Check each line of the material below, and copy it if it holds the string "close".

:: Data entries ::

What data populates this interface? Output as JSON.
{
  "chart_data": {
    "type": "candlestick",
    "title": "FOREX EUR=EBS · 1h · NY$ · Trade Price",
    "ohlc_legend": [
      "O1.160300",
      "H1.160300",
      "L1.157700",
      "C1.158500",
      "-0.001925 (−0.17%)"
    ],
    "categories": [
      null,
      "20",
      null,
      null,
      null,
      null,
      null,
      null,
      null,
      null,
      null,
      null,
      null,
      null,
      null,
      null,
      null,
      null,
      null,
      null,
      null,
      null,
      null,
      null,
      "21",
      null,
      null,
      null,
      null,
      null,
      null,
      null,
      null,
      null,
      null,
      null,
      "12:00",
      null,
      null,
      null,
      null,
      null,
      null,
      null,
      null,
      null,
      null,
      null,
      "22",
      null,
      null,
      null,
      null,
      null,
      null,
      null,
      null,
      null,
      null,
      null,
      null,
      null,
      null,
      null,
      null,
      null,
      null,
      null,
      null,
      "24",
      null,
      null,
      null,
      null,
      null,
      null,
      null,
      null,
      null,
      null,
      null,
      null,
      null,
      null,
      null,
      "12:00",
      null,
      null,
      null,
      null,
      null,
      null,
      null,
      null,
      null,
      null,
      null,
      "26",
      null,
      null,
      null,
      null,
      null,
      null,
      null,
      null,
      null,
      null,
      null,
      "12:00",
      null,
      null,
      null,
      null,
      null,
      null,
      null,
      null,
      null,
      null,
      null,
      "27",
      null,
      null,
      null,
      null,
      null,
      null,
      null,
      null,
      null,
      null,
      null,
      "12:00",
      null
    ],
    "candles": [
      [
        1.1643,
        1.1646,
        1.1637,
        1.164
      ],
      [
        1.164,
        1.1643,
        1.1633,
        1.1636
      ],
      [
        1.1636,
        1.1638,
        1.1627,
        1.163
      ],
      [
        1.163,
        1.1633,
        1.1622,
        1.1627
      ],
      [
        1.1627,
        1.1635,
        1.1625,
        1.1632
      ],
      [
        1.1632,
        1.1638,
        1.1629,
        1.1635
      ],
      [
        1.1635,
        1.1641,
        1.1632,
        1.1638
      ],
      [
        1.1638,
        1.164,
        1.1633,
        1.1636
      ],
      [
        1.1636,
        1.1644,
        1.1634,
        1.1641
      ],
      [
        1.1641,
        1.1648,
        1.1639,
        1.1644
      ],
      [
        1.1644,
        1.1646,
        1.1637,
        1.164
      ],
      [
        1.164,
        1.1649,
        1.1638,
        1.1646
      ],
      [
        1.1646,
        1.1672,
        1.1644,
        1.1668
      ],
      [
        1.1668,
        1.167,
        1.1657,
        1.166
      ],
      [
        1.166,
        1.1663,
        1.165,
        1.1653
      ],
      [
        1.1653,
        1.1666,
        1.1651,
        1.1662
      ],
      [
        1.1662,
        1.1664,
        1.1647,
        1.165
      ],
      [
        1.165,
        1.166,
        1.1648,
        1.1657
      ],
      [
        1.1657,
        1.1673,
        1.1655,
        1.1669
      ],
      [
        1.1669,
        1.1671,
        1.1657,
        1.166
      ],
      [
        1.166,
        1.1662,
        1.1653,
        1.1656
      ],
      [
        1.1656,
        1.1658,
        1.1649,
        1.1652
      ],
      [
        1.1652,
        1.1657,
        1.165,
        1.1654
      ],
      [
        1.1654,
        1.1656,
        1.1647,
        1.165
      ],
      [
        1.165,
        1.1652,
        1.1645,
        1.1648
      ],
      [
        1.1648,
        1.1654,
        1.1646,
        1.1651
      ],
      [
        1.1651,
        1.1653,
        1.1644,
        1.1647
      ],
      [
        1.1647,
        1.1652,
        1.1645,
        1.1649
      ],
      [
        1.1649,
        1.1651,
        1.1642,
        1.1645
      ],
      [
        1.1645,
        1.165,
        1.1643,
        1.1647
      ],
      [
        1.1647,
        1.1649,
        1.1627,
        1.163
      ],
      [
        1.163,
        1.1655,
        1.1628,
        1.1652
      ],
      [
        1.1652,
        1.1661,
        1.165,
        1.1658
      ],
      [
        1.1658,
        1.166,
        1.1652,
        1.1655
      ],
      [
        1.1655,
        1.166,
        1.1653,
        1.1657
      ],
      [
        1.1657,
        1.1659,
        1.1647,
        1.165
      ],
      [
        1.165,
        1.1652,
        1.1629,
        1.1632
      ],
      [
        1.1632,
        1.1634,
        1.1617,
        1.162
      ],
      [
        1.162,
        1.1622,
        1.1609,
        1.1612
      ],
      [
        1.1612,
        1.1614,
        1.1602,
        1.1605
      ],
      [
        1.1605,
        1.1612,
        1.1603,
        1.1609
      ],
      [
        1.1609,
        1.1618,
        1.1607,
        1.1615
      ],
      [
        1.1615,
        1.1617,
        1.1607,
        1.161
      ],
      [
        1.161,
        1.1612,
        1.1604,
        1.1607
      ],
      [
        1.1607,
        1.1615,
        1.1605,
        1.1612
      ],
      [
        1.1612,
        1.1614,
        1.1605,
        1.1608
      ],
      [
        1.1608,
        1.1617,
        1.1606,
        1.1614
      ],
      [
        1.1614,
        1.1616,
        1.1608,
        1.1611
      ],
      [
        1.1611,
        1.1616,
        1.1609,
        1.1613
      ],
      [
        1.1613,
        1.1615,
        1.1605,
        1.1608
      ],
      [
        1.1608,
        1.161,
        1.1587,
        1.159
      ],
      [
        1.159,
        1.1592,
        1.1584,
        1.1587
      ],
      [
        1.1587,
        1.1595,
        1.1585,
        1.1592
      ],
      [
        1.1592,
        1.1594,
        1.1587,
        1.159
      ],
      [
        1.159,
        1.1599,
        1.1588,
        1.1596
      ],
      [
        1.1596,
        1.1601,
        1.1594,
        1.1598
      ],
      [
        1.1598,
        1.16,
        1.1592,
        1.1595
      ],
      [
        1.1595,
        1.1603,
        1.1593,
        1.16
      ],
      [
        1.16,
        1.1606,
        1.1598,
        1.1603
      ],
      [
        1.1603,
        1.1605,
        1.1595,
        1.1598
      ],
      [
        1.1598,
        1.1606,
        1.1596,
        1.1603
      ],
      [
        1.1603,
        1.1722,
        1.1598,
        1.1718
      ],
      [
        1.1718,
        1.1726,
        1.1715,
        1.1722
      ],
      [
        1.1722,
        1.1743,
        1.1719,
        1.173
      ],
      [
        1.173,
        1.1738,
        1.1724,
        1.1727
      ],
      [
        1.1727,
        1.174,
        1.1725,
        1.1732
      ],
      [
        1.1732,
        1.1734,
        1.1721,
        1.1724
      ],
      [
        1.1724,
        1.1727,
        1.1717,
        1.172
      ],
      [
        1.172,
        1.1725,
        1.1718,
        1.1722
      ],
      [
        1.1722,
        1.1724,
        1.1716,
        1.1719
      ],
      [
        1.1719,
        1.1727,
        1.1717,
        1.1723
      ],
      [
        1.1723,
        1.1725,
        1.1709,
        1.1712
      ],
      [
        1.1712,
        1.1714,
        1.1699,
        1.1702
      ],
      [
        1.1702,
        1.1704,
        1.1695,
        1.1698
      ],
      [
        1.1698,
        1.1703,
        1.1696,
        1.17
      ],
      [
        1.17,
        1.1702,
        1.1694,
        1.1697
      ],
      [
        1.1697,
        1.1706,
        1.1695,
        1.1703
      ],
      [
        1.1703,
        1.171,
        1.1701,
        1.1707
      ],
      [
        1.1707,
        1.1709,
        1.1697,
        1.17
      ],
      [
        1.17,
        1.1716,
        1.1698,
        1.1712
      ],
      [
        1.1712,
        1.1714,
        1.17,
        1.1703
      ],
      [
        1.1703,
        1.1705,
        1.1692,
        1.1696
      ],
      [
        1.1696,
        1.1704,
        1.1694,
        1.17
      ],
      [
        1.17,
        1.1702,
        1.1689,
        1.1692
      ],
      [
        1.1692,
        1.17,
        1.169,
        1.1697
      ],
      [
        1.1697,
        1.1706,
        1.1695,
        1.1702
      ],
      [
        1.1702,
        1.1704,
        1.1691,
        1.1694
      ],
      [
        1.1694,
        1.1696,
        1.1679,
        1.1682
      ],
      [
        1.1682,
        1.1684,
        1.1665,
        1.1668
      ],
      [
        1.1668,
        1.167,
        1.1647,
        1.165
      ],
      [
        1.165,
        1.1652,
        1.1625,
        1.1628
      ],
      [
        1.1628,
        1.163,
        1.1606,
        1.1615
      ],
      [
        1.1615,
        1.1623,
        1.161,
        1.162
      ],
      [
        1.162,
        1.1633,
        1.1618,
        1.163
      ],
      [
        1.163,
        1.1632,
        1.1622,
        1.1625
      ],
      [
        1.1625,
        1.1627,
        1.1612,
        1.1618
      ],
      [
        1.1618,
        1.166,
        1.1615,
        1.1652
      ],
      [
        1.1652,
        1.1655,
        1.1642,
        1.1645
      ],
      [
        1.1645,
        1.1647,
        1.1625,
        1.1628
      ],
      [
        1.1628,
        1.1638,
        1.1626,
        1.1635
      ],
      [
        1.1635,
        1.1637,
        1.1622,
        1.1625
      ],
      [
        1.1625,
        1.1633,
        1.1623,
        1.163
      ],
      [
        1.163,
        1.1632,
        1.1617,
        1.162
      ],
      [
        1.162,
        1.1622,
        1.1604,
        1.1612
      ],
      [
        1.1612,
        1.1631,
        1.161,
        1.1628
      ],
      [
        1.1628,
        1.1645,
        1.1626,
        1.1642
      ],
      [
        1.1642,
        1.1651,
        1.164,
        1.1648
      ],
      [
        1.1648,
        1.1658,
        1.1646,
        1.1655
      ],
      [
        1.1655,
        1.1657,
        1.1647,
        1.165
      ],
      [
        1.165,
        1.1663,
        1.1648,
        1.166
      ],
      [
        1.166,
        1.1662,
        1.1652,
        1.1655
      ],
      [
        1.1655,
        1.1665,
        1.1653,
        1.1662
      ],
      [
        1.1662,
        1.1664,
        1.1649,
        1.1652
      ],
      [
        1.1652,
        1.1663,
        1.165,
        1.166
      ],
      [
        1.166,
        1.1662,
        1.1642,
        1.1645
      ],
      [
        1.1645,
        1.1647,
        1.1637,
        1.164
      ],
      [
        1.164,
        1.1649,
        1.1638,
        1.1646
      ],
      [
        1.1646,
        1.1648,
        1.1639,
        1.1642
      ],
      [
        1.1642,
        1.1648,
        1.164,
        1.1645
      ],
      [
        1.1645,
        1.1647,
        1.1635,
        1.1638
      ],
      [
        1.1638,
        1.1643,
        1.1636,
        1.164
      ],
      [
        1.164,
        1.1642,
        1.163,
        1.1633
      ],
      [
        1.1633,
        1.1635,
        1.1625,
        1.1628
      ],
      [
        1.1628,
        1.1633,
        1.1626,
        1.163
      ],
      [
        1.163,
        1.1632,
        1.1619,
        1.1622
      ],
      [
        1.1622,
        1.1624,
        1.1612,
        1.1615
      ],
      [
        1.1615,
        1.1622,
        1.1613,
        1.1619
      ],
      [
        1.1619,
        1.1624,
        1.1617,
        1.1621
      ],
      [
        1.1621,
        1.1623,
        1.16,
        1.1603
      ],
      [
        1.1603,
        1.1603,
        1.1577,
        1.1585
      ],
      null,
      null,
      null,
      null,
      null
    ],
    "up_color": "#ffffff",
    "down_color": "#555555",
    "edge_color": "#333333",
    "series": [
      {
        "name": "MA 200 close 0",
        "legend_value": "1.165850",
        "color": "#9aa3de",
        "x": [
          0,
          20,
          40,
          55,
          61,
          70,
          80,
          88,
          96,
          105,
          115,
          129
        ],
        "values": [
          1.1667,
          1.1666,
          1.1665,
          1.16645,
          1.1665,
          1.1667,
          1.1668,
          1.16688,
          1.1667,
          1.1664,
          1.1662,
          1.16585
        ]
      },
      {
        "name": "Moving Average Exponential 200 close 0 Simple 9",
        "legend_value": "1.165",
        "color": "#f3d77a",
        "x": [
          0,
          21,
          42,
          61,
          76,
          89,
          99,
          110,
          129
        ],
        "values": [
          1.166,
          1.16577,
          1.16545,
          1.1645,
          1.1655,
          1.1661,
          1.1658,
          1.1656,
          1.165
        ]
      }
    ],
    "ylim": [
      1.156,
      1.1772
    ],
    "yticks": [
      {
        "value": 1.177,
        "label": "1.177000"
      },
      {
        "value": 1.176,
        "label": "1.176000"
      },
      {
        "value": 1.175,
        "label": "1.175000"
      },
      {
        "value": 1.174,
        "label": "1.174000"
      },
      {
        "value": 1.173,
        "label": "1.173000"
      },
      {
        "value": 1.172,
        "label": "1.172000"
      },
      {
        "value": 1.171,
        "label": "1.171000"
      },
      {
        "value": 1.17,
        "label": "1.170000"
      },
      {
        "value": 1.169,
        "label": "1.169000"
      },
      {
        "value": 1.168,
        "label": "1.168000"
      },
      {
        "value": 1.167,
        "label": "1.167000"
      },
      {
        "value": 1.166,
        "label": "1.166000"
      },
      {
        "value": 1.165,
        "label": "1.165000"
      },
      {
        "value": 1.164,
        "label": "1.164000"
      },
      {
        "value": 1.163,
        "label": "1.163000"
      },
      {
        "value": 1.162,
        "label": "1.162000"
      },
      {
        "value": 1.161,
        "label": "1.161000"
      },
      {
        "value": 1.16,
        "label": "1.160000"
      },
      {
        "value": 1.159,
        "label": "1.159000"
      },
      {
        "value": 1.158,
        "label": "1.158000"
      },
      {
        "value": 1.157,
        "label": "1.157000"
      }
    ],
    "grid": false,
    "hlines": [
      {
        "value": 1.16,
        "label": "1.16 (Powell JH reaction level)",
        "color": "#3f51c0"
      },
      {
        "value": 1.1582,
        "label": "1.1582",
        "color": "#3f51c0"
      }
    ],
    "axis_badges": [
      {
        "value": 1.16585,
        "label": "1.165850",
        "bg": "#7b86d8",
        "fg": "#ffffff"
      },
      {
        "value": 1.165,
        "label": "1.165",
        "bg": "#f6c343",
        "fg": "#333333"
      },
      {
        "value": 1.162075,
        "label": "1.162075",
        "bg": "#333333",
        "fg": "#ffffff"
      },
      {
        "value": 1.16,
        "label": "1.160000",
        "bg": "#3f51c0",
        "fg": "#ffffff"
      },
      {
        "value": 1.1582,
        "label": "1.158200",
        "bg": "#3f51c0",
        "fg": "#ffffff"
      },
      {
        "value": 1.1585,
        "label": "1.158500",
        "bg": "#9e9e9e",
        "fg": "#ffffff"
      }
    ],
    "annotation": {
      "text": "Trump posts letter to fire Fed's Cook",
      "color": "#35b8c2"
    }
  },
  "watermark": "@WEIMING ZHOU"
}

:::

● Completed task
        "name": "MA 200 close 0",
        "name": "Moving Average Exponential 200 close 0 Simple 9",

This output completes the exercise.